* DATASET CONTENT *
^^^^
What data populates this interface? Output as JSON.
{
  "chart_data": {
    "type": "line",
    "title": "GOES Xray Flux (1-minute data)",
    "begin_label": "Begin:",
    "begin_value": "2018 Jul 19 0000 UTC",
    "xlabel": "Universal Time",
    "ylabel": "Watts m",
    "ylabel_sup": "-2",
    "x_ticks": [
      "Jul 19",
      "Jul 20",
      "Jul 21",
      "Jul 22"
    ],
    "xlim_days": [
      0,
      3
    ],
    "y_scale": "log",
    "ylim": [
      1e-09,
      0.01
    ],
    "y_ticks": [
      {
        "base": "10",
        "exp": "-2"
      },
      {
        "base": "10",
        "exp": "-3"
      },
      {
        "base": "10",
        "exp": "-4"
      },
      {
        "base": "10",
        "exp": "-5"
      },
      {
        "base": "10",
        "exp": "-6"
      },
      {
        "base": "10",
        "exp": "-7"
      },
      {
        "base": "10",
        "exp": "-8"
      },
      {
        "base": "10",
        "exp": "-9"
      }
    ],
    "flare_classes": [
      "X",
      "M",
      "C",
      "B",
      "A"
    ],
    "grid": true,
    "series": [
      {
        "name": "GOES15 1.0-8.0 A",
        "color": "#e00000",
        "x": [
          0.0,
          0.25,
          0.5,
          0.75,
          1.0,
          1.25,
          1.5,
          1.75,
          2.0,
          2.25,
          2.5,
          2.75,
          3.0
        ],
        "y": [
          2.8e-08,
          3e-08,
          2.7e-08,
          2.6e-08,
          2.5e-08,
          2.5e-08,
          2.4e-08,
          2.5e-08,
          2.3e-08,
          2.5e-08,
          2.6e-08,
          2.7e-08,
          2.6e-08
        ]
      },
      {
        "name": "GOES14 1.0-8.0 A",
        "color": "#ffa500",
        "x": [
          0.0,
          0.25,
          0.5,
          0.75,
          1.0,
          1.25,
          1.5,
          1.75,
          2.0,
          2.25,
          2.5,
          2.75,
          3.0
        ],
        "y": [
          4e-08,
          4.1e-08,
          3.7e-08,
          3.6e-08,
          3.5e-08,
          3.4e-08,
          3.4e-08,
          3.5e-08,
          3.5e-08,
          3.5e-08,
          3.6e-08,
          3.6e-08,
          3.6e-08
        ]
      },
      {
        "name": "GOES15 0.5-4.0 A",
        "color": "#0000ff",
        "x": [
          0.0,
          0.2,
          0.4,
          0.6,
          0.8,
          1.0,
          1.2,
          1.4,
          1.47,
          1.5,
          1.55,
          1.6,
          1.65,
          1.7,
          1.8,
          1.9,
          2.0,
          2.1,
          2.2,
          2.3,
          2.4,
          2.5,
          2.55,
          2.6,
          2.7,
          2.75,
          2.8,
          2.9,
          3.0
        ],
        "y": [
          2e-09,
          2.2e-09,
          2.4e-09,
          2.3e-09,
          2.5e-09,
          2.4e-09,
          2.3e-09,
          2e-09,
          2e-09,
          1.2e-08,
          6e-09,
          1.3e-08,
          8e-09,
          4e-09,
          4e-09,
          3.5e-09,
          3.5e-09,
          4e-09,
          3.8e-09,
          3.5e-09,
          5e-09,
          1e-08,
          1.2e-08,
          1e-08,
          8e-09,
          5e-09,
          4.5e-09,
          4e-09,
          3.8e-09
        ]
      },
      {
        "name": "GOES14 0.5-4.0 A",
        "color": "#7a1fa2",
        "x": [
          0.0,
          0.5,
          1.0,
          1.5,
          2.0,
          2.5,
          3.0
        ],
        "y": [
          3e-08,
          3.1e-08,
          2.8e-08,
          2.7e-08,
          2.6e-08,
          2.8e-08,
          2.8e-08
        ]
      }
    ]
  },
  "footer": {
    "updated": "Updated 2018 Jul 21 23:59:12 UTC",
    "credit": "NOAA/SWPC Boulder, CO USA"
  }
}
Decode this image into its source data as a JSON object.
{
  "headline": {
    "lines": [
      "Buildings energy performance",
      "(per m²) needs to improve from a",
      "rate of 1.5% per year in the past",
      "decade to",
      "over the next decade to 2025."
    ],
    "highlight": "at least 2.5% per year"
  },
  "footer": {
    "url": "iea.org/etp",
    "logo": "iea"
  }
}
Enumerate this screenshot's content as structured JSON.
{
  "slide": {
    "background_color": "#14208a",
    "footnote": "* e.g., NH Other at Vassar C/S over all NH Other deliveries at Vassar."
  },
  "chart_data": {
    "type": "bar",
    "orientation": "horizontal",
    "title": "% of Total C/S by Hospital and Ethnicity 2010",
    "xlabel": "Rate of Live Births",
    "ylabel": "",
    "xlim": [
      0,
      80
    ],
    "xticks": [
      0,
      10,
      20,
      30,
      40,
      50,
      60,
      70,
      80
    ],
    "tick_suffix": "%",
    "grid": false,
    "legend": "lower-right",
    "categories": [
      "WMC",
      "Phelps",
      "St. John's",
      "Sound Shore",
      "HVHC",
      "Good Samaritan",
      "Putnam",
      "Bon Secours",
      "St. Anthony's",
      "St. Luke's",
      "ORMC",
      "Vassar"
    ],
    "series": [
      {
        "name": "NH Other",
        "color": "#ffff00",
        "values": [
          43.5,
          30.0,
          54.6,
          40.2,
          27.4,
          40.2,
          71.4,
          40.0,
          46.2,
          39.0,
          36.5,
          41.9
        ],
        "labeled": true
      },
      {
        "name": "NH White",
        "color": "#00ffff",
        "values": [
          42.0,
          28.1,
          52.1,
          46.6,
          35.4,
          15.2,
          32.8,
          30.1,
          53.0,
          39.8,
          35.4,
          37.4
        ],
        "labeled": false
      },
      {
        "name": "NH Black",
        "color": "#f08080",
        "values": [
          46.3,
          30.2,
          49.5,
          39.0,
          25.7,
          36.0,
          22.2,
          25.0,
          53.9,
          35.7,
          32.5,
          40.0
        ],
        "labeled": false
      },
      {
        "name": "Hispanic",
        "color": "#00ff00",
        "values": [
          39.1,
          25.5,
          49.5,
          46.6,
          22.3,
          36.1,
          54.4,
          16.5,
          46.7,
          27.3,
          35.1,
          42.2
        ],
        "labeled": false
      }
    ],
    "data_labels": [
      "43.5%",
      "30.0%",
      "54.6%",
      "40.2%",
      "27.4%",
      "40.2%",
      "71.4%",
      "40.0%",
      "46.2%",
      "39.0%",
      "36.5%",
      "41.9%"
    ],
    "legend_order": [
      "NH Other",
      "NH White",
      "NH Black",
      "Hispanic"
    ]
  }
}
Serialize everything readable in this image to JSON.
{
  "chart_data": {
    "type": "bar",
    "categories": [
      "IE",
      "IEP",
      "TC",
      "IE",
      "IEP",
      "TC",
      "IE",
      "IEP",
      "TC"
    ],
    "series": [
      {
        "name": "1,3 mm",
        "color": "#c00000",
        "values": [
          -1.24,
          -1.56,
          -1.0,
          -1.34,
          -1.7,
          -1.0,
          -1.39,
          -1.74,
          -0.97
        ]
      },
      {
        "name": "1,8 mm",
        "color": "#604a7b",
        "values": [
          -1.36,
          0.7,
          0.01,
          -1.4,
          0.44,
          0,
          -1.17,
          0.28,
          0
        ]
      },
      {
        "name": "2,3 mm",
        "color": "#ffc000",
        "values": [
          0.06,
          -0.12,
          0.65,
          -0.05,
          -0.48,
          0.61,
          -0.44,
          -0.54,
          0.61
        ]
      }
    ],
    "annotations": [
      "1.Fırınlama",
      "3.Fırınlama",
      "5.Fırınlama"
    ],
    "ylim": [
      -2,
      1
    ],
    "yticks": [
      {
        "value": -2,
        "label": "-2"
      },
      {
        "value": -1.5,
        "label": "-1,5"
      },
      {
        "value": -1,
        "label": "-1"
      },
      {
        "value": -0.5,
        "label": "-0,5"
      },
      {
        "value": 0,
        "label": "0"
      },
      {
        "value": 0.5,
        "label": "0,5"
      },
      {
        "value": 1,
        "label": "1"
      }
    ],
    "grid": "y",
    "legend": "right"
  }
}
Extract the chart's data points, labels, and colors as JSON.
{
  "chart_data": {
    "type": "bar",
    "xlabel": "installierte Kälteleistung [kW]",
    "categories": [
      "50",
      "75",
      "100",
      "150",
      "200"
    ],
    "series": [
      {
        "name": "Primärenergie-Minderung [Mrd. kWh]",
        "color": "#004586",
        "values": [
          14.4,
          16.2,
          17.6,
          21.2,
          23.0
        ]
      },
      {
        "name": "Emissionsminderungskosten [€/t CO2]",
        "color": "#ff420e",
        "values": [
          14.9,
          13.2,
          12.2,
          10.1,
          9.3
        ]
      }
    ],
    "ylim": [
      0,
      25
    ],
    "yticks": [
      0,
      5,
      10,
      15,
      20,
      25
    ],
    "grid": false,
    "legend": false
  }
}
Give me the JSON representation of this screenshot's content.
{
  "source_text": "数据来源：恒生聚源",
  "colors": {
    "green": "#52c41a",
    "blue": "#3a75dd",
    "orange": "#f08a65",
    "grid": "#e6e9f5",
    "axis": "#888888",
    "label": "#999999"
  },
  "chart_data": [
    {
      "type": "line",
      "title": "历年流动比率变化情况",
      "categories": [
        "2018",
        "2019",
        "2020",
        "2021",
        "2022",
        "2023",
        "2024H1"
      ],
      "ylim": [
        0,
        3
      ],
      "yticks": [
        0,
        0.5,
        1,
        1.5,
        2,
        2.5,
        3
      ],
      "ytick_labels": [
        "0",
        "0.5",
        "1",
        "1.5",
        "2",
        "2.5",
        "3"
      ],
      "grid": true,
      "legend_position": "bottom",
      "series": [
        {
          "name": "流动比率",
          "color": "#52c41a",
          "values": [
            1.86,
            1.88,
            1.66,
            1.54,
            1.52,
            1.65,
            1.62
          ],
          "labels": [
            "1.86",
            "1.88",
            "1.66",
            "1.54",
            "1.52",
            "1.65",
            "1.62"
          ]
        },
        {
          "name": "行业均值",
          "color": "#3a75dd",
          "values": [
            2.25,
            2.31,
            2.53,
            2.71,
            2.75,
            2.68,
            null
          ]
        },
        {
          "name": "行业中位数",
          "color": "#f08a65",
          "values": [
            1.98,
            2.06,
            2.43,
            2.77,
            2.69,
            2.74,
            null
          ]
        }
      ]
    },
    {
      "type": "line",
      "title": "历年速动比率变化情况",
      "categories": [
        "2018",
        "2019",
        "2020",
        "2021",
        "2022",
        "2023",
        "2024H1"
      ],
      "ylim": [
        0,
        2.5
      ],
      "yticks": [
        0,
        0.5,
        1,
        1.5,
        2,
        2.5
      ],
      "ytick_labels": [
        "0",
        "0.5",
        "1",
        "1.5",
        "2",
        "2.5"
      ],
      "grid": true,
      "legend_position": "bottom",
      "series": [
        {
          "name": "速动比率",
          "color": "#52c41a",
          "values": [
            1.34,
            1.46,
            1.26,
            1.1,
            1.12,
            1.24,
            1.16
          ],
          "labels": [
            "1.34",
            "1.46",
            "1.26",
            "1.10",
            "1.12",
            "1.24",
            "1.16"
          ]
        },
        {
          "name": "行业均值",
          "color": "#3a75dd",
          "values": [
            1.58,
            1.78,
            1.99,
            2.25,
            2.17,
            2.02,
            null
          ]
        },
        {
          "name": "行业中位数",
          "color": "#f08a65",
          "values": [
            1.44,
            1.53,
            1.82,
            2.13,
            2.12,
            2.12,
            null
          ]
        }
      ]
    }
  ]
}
^^^^
* STATED EXERCISE *
Scan the listing above for the word "this" and show each line where it is found.

* REPLY *
What data populates this interface? Output as JSON.
Decode this image into its source data as a JSON object.
Enumerate this screenshot's content as structured JSON.
Serialize everything readable in this image to JSON.
Give me the JSON representation of this screenshot's content.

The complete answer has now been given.